» **WHAT YOU NEED TO DO**: Write out every single entry exactly.

» **DATA SUPPLIED**:
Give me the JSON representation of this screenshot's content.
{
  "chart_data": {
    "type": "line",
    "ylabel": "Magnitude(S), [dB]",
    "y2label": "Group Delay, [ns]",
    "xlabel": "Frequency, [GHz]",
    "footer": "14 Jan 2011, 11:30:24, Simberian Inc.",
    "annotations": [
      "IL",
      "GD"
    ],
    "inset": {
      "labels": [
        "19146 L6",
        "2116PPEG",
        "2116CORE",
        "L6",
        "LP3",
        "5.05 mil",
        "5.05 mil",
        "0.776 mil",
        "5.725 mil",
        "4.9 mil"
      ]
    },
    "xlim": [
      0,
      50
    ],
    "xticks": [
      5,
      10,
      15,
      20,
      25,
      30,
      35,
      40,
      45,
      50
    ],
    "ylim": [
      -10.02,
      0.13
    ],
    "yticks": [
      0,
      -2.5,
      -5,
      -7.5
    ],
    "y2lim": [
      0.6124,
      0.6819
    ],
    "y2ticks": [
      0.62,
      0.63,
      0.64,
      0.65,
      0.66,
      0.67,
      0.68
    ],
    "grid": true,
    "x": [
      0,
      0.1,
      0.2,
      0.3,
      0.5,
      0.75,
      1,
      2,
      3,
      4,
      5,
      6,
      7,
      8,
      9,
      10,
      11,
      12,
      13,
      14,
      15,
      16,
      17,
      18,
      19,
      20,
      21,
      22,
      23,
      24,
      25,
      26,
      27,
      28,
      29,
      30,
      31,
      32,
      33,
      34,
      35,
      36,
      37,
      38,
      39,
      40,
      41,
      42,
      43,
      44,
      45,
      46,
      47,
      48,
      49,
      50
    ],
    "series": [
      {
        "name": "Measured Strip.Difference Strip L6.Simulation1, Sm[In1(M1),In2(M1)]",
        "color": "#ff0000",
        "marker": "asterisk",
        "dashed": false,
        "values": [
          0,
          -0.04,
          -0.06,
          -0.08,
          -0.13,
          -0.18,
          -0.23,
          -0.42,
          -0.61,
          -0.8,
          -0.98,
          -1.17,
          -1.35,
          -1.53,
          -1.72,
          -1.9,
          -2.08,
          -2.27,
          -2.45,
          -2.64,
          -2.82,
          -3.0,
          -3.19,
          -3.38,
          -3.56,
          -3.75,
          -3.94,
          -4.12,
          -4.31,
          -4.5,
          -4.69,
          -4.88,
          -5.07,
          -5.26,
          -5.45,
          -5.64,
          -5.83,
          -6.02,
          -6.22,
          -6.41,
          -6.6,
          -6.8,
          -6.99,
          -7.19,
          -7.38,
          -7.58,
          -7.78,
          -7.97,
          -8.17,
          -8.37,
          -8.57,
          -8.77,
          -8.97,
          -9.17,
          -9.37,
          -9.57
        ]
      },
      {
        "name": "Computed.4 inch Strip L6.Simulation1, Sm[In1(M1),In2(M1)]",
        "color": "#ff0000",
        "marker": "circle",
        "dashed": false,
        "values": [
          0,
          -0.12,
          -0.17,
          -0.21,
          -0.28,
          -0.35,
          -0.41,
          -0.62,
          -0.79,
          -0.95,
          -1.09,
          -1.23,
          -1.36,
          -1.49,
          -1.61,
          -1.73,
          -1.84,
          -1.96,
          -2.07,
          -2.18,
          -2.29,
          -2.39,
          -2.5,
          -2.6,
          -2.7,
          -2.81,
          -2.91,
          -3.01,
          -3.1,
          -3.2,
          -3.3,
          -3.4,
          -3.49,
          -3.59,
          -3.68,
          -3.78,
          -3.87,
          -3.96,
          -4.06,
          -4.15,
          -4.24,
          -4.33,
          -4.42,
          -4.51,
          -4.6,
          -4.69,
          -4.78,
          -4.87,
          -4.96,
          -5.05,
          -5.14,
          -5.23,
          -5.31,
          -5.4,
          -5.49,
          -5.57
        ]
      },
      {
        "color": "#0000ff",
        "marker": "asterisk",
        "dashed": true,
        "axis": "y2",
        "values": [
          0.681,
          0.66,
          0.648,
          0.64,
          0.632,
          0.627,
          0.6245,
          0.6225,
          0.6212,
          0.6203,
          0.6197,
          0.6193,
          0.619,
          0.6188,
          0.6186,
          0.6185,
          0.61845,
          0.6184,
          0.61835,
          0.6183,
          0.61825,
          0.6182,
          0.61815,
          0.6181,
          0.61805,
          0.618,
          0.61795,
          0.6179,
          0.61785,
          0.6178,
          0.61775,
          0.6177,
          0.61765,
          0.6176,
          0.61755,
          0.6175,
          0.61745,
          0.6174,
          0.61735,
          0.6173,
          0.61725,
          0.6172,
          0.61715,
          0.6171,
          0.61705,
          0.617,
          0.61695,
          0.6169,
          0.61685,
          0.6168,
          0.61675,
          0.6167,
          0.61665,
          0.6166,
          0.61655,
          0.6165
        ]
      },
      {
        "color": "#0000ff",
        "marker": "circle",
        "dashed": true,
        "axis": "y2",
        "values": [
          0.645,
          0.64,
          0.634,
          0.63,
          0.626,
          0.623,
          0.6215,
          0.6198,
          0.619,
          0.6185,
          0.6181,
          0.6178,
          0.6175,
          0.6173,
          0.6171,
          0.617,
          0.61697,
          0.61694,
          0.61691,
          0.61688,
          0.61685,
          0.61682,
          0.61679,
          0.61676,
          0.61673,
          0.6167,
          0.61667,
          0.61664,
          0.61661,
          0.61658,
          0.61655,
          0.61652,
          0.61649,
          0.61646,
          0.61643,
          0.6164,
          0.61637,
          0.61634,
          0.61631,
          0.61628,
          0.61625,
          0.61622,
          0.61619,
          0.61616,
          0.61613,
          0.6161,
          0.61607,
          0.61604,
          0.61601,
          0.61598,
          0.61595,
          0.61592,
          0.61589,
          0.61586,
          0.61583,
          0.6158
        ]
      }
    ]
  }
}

» **CORRECT ANSWER**:
Give me the JSON representation of this screenshot's content.
{
  "chart_data": {
    "type": "line",
    "ylabel": "Magnitude(S), [dB]",
    "y2label": "Group Delay, [ns]",
    "xlabel": "Frequency, [GHz]",
    "footer": "14 Jan 2011, 11:30:24, Simberian Inc.",
    "annotations": [
      "IL",
      "GD"
    ],
    "inset": {
      "labels": [
        "19146 L6",
        "2116PPEG",
        "2116CORE",
        "L6",
        "LP3",
        "5.05 mil",
        "5.05 mil",
        "0.776 mil",
        "5.725 mil",
        "4.9 mil"
      ]
    },
    "xlim": [
      0,
      50
    ],
    "xticks": [
      5,
      10,
      15,
      20,
      25,
      30,
      35,
      40,
      45,
      50
    ],
    "ylim": [
      -10.02,
      0.13
    ],
    "yticks": [
      0,
      -2.5,
      -5,
      -7.5
    ],
    "y2lim": [
      0.6124,
      0.6819
    ],
    "y2ticks": [
      0.62,
      0.63,
      0.64,
      0.65,
      0.66,
      0.67,
      0.68
    ],
    "grid": true,
    "x": [
      0,
      0.1,
      0.2,
      0.3,
      0.5,
      0.75,
      1,
      2,
      3,
      4,
      5,
      6,
      7,
      8,
      9,
      10,
      11,
      12,
      13,
      14,
      15,
      16,
      17,
      18,
      19,
      20,
      21,
      22,
      23,
      24,
      25,
      26,
      27,
      28,
      29,
      30,
      31,
      32,
      33,
      34,
      35,
      36,
      37,
      38,
      39,
      40,
      41,
      42,
      43,
      44,
      45,
      46,
      47,
      48,
      49,
      50
    ],
    "series": [
      {
        "name": "Measured Strip.Difference Strip L6.Simulation1, Sm[In1(M1),In2(M1)]",
        "color": "#ff0000",
        "marker": "asterisk",
        "dashed": false,
        "values": [
          0,
          -0.04,
          -0.06,
          -0.08,
          -0.13,
          -0.18,
          -0.23,
          -0.42,
          -0.61,
          -0.8,
          -0.98,
          -1.17,
          -1.35,
          -1.53,
          -1.72,
          -1.9,
          -2.08,
          -2.27,
          -2.45,
          -2.64,
          -2.82,
          -3.0,
          -3.19,
          -3.38,
          -3.56,
          -3.75,
          -3.94,
          -4.12,
          -4.31,
          -4.5,
          -4.69,
          -4.88,
          -5.07,
          -5.26,
          -5.45,
          -5.64,
          -5.83,
          -6.02,
          -6.22,
          -6.41,
          -6.6,
          -6.8,
          -6.99,
          -7.19,
          -7.38,
          -7.58,
          -7.78,
          -7.97,
          -8.17,
          -8.37,
          -8.57,
          -8.77,
          -8.97,
          -9.17,
          -9.37,
          -9.57
        ]
      },
      {
        "name": "Computed.4 inch Strip L6.Simulation1, Sm[In1(M1),In2(M1)]",
        "color": "#ff0000",
        "marker": "circle",
        "dashed": false,
        "values": [
          0,
          -0.12,
          -0.17,
          -0.21,
          -0.28,
          -0.35,
          -0.41,
          -0.62,
          -0.79,
          -0.95,
          -1.09,
          -1.23,
          -1.36,
          -1.49,
          -1.61,
          -1.73,
          -1.84,
          -1.96,
          -2.07,
          -2.18,
          -2.29,
          -2.39,
          -2.5,
          -2.6,
          -2.7,
          -2.81,
          -2.91,
          -3.01,
          -3.1,
          -3.2,
          -3.3,
          -3.4,
          -3.49,
          -3.59,
          -3.68,
          -3.78,
          -3.87,
          -3.96,
          -4.06,
          -4.15,
          -4.24,
          -4.33,
          -4.42,
          -4.51,
          -4.6,
          -4.69,
          -4.78,
          -4.87,
          -4.96,
          -5.05,
          -5.14,
          -5.23,
          -5.31,
          -5.4,
          -5.49,
          -5.57
        ]
      },
      {
        "color": "#0000ff",
        "marker": "asterisk",
        "dashed": true,
        "axis": "y2",
        "values": [
          0.681,
          0.66,
          0.648,
          0.64,
          0.632,
          0.627,
          0.6245,
          0.6225,
          0.6212,
          0.6203,
          0.6197,
          0.6193,
          0.619,
          0.6188,
          0.6186,
          0.6185,
          0.61845,
          0.6184,
          0.61835,
          0.6183,
          0.61825,
          0.6182,
          0.61815,
          0.6181,
          0.61805,
          0.618,
          0.61795,
          0.6179,
          0.61785,
          0.6178,
          0.61775,
          0.6177,
          0.61765,
          0.6176,
          0.61755,
          0.6175,
          0.61745,
          0.6174,
          0.61735,
          0.6173,
          0.61725,
          0.6172,
          0.61715,
          0.6171,
          0.61705,
          0.617,
          0.61695,
          0.6169,
          0.61685,
          0.6168,
          0.61675,
          0.6167,
          0.61665,
          0.6166,
          0.61655,
          0.6165
        ]
      },
      {
        "color": "#0000ff",
        "marker": "circle",
        "dashed": true,
        "axis": "y2",
        "values": [
          0.645,
          0.64,
          0.634,
          0.63,
          0.626,
          0.623,
          0.6215,
          0.6198,
          0.619,
          0.6185,
          0.6181,
          0.6178,
          0.6175,
          0.6173,
          0.6171,
          0.617,
          0.61697,
          0.61694,
          0.61691,
          0.61688,
          0.61685,
          0.61682,
          0.61679,
          0.61676,
          0.61673,
          0.6167,
          0.61667,
          0.61664,
          0.61661,
          0.61658,
          0.61655,
          0.61652,
          0.61649,
          0.61646,
          0.61643,
          0.6164,
          0.61637,
          0.61634,
          0.61631,
          0.61628,
          0.61625,
          0.61622,
          0.61619,
          0.61616,
          0.61613,
          0.6161,
          0.61607,
          0.61604,
          0.61601,
          0.61598,
          0.61595,
          0.61592,
          0.61589,
          0.61586,
          0.61583,
          0.6158
        ]
      }
    ]
  }
}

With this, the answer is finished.